Substitute "item-overflow-button" for every occurrence of "item-more-button" throughout the data below, reproducing everything else without alteration. Omit the pictures from your answer.

....

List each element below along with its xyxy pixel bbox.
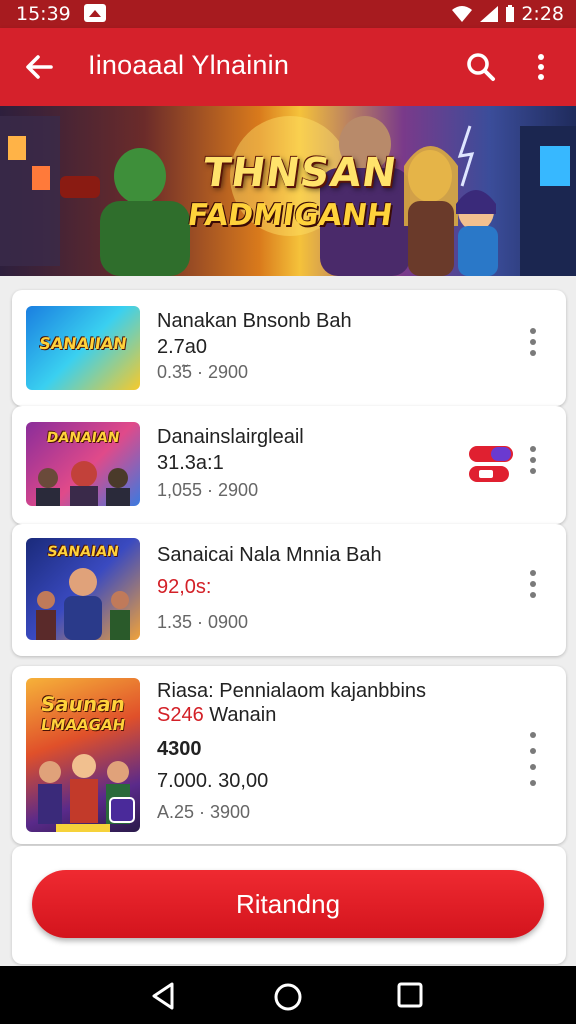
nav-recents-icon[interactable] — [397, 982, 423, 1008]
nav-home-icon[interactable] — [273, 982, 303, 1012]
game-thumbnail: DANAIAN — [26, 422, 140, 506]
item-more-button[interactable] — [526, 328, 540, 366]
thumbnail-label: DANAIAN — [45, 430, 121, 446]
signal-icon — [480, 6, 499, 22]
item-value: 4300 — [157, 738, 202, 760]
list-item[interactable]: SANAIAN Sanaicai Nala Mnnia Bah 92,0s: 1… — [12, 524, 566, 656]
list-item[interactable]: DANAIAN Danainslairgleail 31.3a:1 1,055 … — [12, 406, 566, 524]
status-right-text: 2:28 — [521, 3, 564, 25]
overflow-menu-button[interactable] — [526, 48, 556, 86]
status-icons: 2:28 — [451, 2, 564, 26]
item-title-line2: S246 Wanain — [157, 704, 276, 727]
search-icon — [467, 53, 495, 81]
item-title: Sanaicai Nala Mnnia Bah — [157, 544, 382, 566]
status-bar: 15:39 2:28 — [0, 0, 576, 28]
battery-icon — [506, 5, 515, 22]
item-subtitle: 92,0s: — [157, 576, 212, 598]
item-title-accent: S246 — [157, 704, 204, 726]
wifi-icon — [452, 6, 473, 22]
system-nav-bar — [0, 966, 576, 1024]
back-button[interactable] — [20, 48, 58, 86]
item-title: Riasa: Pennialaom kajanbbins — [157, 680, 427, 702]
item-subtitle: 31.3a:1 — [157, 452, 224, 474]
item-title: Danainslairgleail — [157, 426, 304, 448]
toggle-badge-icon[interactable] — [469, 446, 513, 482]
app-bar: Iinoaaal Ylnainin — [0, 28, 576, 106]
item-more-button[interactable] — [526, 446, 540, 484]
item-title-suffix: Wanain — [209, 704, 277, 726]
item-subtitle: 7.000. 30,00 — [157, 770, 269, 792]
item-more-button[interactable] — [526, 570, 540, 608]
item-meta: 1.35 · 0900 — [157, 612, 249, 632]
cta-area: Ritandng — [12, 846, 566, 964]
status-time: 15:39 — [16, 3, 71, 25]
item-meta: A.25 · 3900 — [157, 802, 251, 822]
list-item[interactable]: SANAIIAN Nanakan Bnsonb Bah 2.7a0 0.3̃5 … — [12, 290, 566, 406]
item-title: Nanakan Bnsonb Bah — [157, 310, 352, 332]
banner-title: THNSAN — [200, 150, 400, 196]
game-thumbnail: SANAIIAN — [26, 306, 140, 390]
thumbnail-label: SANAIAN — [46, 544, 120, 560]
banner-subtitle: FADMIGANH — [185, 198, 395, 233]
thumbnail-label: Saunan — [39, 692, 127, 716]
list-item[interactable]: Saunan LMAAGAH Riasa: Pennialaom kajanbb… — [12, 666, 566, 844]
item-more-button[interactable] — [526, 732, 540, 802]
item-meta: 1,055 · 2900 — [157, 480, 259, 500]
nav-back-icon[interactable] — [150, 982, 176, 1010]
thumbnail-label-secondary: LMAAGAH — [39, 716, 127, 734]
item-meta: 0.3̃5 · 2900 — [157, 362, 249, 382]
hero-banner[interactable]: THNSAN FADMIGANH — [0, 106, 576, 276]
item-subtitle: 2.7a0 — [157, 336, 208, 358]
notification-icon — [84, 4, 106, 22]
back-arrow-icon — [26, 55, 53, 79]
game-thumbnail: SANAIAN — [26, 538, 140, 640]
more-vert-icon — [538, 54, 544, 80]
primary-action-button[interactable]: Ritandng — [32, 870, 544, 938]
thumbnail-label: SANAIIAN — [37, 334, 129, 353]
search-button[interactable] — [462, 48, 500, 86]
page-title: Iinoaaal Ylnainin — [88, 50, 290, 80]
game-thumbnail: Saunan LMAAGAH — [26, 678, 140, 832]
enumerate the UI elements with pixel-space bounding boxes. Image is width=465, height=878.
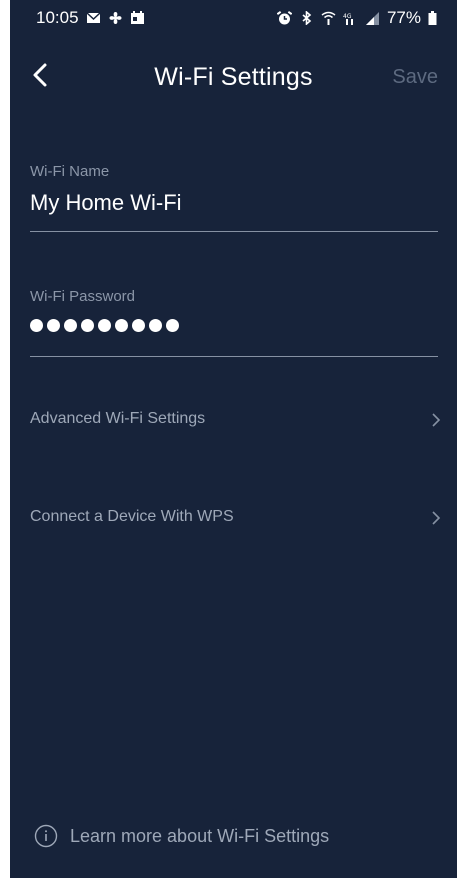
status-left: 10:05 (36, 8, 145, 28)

....

Task answer ->
List each element below along with its xyxy pixel bbox.
nav-recents-icon[interactable] — [397, 982, 423, 1008]
nav-home-icon[interactable] — [273, 982, 303, 1012]
game-thumbnail: DANAIAN — [26, 422, 140, 506]
item-overflow-button[interactable] — [526, 328, 540, 366]
thumbnail-label: DANAIAN — [45, 430, 121, 446]
signal-icon — [480, 6, 499, 22]
item-value: 4300 — [157, 738, 202, 760]
list-item[interactable]: SANAIAN Sanaicai Nala Mnnia Bah 92,0s: 1… — [12, 524, 566, 656]
list-item[interactable]: DANAIAN Danainslairgleail 31.3a:1 1,055 … — [12, 406, 566, 524]
status-right-text: 2:28 — [521, 3, 564, 25]
overflow-menu-button[interactable] — [526, 48, 556, 86]
status-icons: 2:28 — [451, 2, 564, 26]
item-title-line2: S246 Wanain — [157, 704, 276, 727]
search-icon — [467, 53, 495, 81]
item-title: Sanaicai Nala Mnnia Bah — [157, 544, 382, 566]
status-bar: 15:39 2:28 — [0, 0, 576, 28]
battery-icon — [506, 5, 515, 22]
item-subtitle: 92,0s: — [157, 576, 212, 598]
item-title-accent: S246 — [157, 704, 204, 726]
wifi-icon — [452, 6, 473, 22]
system-nav-bar — [0, 966, 576, 1024]
back-button[interactable] — [20, 48, 58, 86]
item-title: Riasa: Pennialaom kajanbbins — [157, 680, 427, 702]
item-subtitle: 31.3a:1 — [157, 452, 224, 474]
item-title: Danainslairgleail — [157, 426, 304, 448]
toggle-badge-icon[interactable] — [469, 446, 513, 482]
app-bar: Iinoaaal Ylnainin — [0, 28, 576, 106]
item-overflow-button[interactable] — [526, 446, 540, 484]
item-title-suffix: Wanain — [209, 704, 277, 726]
item-subtitle: 7.000. 30,00 — [157, 770, 269, 792]
item-overflow-button[interactable] — [526, 570, 540, 608]
item-meta: 1.35 · 0900 — [157, 612, 249, 632]
cta-area: Ritandng — [12, 846, 566, 964]
status-time: 15:39 — [16, 3, 71, 25]
item-meta: A.25 · 3900 — [157, 802, 251, 822]
list-item[interactable]: SANAIIAN Nanakan Bnsonb Bah 2.7a0 0.3̃5 … — [12, 290, 566, 406]
item-title: Nanakan Bnsonb Bah — [157, 310, 352, 332]
banner-title: THNSAN — [200, 150, 400, 196]
game-thumbnail: SANAIIAN — [26, 306, 140, 390]
thumbnail-label: SANAIAN — [46, 544, 120, 560]
banner-subtitle: FADMIGANH — [185, 198, 395, 233]
thumbnail-label: Saunan — [39, 692, 127, 716]
list-item[interactable]: Saunan LMAAGAH Riasa: Pennialaom kajanbb… — [12, 666, 566, 844]
item-overflow-button[interactable] — [526, 732, 540, 802]
item-meta: 1,055 · 2900 — [157, 480, 259, 500]
nav-back-icon[interactable] — [150, 982, 176, 1010]
thumbnail-label-secondary: LMAAGAH — [39, 716, 127, 734]
item-meta: 0.3̃5 · 2900 — [157, 362, 249, 382]
hero-banner[interactable]: THNSAN FADMIGANH — [0, 106, 576, 276]
item-subtitle: 2.7a0 — [157, 336, 208, 358]
notification-icon — [84, 4, 106, 22]
back-arrow-icon — [26, 55, 53, 79]
game-thumbnail: SANAIAN — [26, 538, 140, 640]
more-vert-icon — [538, 54, 544, 80]
primary-action-button[interactable]: Ritandng — [32, 870, 544, 938]
thumbnail-label: SANAIIAN — [37, 334, 129, 353]
search-button[interactable] — [462, 48, 500, 86]
page-title: Iinoaaal Ylnainin — [88, 50, 290, 80]
game-thumbnail: Saunan LMAAGAH — [26, 678, 140, 832]
enumerate the UI elements with pixel-space bounding boxes. Image is width=465, height=878.
status-left: 10:05 (36, 8, 145, 28)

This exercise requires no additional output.